* [THE EXERCISE] Transcribe the listing word for word.

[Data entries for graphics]
*****

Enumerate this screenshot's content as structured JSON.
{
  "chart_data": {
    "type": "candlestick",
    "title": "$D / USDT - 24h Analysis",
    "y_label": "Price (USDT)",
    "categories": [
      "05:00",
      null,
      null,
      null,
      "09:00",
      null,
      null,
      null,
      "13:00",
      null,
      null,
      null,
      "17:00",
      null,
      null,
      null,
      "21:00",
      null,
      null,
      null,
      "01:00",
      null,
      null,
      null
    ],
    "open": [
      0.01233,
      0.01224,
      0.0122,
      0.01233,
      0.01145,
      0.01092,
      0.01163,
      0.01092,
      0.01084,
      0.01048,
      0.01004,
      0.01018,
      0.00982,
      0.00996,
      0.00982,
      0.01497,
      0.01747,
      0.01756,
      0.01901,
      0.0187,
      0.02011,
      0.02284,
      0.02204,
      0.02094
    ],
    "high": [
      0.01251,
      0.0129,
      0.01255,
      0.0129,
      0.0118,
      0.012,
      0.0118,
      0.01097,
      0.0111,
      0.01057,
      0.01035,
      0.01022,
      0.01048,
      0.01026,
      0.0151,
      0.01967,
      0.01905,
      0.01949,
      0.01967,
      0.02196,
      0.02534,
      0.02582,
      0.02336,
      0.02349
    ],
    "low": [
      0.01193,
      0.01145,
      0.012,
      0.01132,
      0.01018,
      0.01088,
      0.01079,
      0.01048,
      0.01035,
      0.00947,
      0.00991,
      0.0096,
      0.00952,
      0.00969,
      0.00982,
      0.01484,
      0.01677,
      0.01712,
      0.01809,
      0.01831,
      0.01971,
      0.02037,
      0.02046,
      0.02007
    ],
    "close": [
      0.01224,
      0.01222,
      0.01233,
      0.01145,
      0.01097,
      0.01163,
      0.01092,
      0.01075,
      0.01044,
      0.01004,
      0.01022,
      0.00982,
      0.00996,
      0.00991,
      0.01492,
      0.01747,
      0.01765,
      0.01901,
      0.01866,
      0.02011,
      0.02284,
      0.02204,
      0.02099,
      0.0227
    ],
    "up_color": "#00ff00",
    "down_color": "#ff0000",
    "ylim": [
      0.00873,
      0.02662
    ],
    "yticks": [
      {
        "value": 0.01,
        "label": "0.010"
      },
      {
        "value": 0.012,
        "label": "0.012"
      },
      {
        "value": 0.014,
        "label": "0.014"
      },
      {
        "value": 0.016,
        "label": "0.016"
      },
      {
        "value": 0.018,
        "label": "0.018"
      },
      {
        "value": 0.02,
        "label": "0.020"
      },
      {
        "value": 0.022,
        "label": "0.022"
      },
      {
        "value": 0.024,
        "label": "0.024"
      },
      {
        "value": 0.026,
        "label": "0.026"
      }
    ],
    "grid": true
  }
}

*****

* [TASK OUTPUT]
Enumerate this screenshot's content as structured JSON.
{
  "chart_data": {
    "type": "candlestick",
    "title": "$D / USDT - 24h Analysis",
    "y_label": "Price (USDT)",
    "categories": [
      "05:00",
      null,
      null,
      null,
      "09:00",
      null,
      null,
      null,
      "13:00",
      null,
      null,
      null,
      "17:00",
      null,
      null,
      null,
      "21:00",
      null,
      null,
      null,
      "01:00",
      null,
      null,
      null
    ],
    "open": [
      0.01233,
      0.01224,
      0.0122,
      0.01233,
      0.01145,
      0.01092,
      0.01163,
      0.01092,
      0.01084,
      0.01048,
      0.01004,
      0.01018,
      0.00982,
      0.00996,
      0.00982,
      0.01497,
      0.01747,
      0.01756,
      0.01901,
      0.0187,
      0.02011,
      0.02284,
      0.02204,
      0.02094
    ],
    "high": [
      0.01251,
      0.0129,
      0.01255,
      0.0129,
      0.0118,
      0.012,
      0.0118,
      0.01097,
      0.0111,
      0.01057,
      0.01035,
      0.01022,
      0.01048,
      0.01026,
      0.0151,
      0.01967,
      0.01905,
      0.01949,
      0.01967,
      0.02196,
      0.02534,
      0.02582,
      0.02336,
      0.02349
    ],
    "low": [
      0.01193,
      0.01145,
      0.012,
      0.01132,
      0.01018,
      0.01088,
      0.01079,
      0.01048,
      0.01035,
      0.00947,
      0.00991,
      0.0096,
      0.00952,
      0.00969,
      0.00982,
      0.01484,
      0.01677,
      0.01712,
      0.01809,
      0.01831,
      0.01971,
      0.02037,
      0.02046,
      0.02007
    ],
    "close": [
      0.01224,
      0.01222,
      0.01233,
      0.01145,
      0.01097,
      0.01163,
      0.01092,
      0.01075,
      0.01044,
      0.01004,
      0.01022,
      0.00982,
      0.00996,
      0.00991,
      0.01492,
      0.01747,
      0.01765,
      0.01901,
      0.01866,
      0.02011,
      0.02284,
      0.02204,
      0.02099,
      0.0227
    ],
    "up_color": "#00ff00",
    "down_color": "#ff0000",
    "ylim": [
      0.00873,
      0.02662
    ],
    "yticks": [
      {
        "value": 0.01,
        "label": "0.010"
      },
      {
        "value": 0.012,
        "label": "0.012"
      },
      {
        "value": 0.014,
        "label": "0.014"
      },
      {
        "value": 0.016,
        "label": "0.016"
      },
      {
        "value": 0.018,
        "label": "0.018"
      },
      {
        "value": 0.02,
        "label": "0.020"
      },
      {
        "value": 0.022,
        "label": "0.022"
      },
      {
        "value": 0.024,
        "label": "0.024"
      },
      {
        "value": 0.026,
        "label": "0.026"
      }
    ],
    "grid": true
  }
}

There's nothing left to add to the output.